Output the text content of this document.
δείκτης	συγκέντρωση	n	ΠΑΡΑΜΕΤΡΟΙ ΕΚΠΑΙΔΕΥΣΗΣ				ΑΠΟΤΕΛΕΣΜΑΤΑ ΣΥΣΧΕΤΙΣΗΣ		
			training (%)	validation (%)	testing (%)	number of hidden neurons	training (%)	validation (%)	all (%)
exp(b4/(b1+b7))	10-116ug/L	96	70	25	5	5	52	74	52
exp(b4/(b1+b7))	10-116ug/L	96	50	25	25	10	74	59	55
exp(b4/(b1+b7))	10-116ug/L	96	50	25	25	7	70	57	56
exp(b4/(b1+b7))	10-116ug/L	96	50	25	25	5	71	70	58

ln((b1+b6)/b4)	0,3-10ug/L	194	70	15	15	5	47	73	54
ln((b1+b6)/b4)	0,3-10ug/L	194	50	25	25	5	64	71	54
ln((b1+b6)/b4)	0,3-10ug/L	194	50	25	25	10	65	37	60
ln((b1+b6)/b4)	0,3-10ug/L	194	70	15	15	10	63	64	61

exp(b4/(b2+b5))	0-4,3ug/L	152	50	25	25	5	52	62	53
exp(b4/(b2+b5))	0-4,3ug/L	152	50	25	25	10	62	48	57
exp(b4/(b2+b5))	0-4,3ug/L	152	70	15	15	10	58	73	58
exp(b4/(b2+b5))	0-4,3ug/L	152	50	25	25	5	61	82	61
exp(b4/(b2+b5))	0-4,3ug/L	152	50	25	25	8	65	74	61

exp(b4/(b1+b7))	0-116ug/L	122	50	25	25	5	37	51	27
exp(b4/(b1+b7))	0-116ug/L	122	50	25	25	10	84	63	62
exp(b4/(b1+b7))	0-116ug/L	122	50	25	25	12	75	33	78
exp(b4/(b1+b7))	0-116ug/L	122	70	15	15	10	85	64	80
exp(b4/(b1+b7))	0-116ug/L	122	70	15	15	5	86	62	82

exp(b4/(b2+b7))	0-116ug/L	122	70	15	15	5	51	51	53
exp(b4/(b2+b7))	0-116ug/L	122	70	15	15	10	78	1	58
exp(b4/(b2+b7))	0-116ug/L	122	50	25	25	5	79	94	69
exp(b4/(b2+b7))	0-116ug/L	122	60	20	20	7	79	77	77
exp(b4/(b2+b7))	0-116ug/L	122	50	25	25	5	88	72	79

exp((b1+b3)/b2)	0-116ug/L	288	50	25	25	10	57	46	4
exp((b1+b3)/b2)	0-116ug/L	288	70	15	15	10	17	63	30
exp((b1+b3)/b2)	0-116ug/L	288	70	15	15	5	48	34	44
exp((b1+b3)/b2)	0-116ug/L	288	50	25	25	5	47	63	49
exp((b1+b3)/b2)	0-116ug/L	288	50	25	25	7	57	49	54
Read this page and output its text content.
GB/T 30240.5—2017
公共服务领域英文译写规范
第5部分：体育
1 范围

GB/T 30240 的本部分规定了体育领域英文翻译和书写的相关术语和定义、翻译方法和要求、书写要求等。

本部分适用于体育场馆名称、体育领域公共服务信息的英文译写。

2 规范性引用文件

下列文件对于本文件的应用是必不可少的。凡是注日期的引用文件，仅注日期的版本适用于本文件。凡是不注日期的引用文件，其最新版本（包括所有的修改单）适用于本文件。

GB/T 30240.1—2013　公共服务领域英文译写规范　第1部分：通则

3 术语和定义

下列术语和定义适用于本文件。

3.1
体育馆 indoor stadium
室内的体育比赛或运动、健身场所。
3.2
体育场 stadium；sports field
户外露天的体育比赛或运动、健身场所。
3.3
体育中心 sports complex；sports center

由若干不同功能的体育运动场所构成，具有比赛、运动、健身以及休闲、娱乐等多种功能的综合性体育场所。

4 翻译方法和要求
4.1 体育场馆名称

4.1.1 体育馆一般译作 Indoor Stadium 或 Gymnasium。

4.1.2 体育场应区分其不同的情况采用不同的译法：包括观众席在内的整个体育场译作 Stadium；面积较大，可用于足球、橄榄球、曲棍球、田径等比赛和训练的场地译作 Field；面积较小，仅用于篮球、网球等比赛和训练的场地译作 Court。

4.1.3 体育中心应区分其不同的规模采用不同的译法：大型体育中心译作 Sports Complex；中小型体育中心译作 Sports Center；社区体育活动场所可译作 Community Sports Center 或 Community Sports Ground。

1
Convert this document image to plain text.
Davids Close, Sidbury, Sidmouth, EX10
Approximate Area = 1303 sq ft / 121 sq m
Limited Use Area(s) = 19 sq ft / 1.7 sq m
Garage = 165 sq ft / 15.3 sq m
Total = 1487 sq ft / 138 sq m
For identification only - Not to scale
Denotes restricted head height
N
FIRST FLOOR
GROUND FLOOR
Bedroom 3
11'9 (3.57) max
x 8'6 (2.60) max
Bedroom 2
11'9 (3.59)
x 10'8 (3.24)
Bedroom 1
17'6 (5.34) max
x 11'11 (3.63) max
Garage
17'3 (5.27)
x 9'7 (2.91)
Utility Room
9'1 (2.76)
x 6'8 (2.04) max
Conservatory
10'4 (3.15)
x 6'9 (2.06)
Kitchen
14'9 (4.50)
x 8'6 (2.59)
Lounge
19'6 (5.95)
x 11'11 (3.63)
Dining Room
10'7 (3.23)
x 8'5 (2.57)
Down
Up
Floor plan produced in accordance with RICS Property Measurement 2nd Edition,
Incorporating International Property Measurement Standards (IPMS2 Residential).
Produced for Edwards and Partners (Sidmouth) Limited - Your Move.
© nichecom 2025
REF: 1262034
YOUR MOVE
..............................
**WRITTEN EXERCISE:** From the data, collect all lines where the string "Property" appears.

**RESULT OF THIS EXERCISE:**
Floor plan produced in accordance with RICS Property Measurement 2nd Edition,
Incorporating International Property Measurement Standards (IPMS2 Residential).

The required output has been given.